* _REQUIRED WORK_: Find each line with the word "width" and state how many there are, nothing more.

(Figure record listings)
-=-=-

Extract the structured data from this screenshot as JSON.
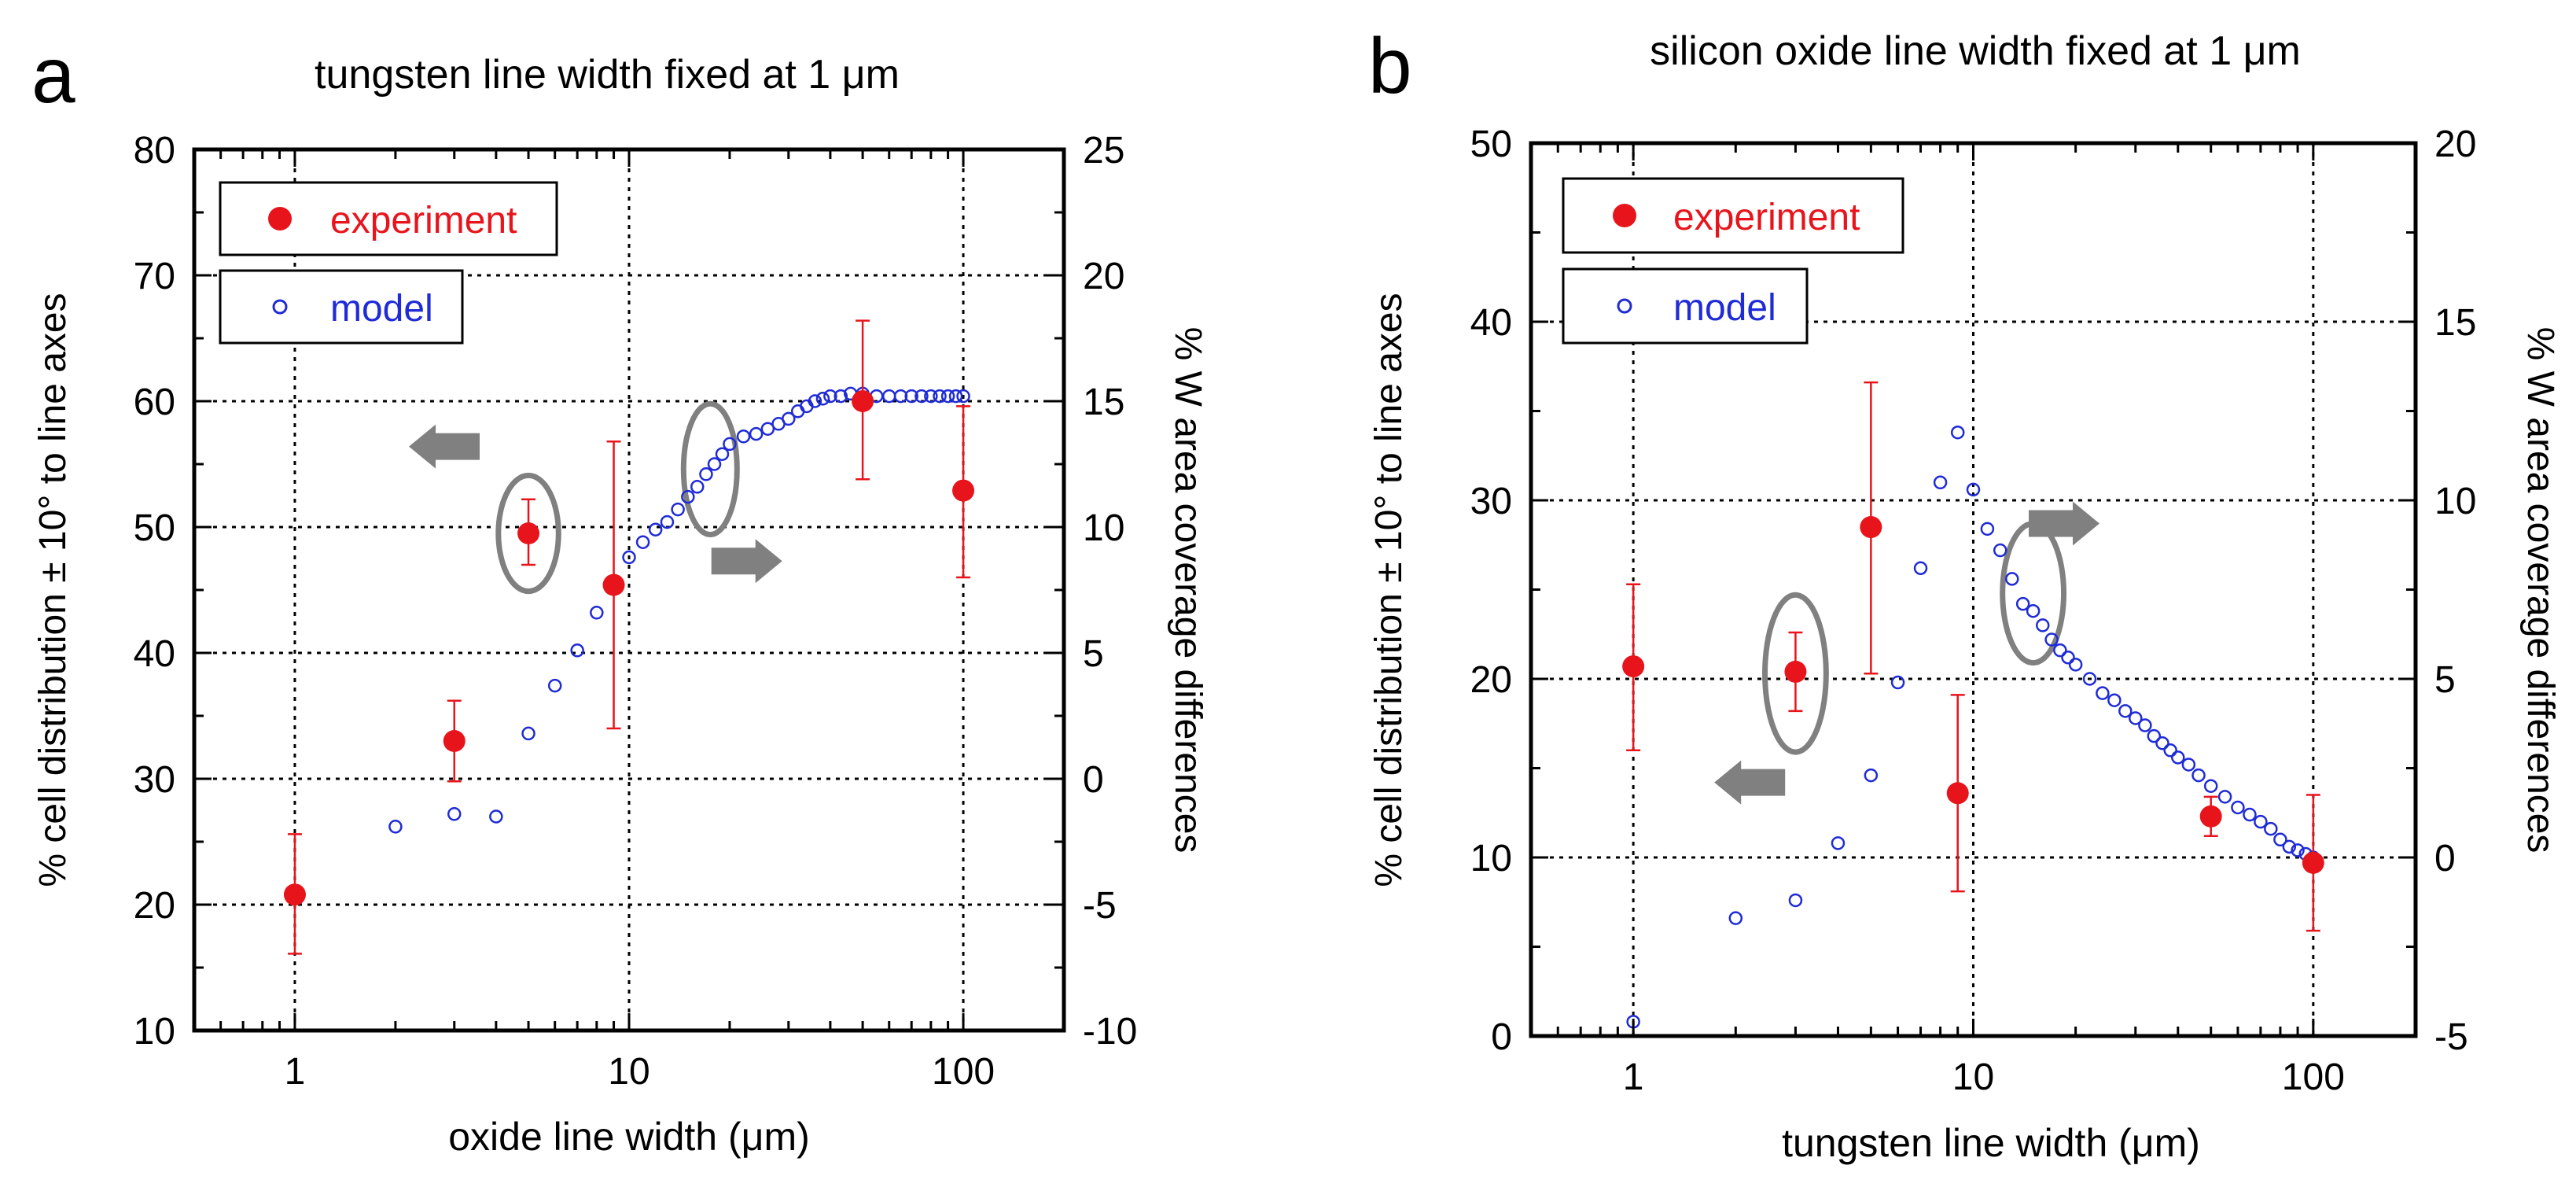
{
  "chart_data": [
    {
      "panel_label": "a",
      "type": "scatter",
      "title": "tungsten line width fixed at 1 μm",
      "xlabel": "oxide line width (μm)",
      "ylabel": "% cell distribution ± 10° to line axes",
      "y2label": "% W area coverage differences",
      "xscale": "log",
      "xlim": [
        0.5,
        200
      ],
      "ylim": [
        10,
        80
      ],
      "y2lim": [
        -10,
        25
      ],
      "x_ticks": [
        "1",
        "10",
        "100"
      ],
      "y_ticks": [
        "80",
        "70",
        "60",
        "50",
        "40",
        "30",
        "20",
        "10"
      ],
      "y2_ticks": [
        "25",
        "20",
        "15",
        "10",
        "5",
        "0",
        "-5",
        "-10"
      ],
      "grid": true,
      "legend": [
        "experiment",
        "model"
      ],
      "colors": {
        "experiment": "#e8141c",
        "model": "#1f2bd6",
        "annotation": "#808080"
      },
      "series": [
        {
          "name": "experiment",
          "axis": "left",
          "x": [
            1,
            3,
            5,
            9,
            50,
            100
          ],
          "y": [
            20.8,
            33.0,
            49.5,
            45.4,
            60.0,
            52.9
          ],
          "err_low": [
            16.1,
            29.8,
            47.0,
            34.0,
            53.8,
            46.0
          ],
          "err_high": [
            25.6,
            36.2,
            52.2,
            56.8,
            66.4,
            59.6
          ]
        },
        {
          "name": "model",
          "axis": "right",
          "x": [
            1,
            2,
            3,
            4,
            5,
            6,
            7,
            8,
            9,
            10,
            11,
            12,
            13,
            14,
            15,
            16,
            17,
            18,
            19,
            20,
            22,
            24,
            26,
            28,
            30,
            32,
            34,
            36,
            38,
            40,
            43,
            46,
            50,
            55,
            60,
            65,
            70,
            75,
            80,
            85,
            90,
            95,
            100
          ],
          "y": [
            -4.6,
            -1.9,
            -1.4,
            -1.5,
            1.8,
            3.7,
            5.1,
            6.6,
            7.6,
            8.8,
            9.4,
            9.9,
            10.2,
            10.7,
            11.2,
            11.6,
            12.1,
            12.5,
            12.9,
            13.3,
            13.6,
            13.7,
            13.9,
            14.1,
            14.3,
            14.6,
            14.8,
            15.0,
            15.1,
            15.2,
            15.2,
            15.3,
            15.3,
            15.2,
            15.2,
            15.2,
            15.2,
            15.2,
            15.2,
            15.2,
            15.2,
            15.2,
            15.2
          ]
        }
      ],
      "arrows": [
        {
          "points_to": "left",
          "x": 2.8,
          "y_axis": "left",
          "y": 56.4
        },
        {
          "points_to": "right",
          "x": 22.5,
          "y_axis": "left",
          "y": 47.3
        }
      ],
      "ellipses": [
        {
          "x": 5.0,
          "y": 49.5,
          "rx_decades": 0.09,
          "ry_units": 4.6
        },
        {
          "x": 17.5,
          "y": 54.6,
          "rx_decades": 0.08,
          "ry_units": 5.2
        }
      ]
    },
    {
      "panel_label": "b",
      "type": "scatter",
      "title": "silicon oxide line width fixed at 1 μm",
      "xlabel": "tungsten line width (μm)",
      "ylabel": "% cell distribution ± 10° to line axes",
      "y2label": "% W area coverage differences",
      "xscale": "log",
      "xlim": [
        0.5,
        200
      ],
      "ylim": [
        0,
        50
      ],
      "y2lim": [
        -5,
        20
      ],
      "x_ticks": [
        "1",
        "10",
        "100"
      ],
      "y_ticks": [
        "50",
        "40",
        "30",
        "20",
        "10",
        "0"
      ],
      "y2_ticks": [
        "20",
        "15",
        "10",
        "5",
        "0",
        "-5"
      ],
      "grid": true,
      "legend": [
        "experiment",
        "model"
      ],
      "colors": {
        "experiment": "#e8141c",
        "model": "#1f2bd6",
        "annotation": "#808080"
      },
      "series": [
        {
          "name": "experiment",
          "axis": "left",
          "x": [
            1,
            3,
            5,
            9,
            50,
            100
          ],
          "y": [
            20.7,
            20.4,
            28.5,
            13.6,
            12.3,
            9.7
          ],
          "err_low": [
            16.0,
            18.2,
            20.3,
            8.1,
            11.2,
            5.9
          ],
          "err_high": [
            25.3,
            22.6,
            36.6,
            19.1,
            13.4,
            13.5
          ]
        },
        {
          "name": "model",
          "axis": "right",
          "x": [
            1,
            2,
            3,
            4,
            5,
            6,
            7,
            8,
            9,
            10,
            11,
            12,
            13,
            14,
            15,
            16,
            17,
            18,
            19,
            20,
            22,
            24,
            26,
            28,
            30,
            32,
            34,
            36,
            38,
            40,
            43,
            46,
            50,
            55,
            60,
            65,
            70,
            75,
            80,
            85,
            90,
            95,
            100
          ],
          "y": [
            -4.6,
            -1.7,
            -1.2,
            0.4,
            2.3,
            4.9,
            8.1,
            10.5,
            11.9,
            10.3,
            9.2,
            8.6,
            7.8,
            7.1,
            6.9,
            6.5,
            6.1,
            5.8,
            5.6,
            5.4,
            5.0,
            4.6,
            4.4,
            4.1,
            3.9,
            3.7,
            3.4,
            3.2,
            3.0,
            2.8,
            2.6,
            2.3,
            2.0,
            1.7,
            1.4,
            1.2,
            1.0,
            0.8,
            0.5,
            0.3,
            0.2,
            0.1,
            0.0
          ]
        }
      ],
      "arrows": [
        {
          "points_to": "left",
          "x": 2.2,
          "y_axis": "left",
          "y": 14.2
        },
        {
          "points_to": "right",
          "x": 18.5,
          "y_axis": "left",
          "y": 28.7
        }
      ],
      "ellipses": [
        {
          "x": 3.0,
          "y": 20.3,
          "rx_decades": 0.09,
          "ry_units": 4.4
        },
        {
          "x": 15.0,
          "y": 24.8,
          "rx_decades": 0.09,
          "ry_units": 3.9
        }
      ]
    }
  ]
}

-=-=-

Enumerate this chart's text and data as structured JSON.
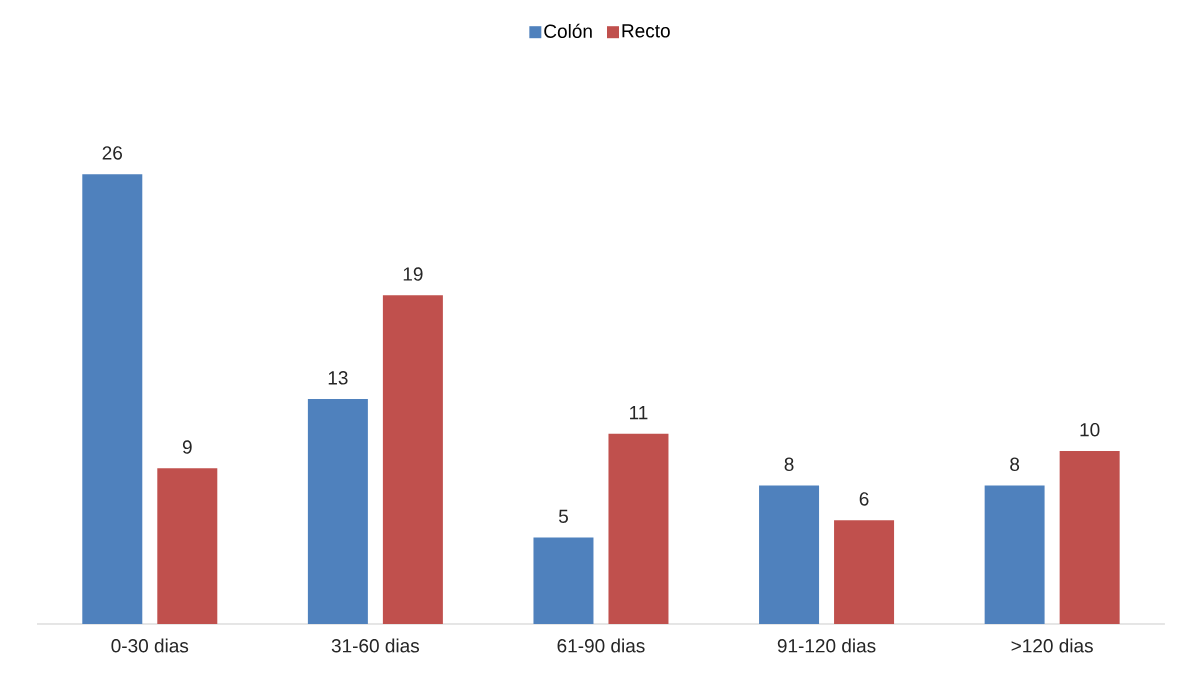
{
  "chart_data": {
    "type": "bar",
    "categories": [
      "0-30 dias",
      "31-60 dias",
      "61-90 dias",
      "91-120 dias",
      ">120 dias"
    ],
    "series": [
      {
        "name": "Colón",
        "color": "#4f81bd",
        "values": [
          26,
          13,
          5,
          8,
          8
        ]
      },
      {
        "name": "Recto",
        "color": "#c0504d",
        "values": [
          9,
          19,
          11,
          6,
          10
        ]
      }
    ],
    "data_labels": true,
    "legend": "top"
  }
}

-=-=-

* _EXERCISE ANSWER_: 4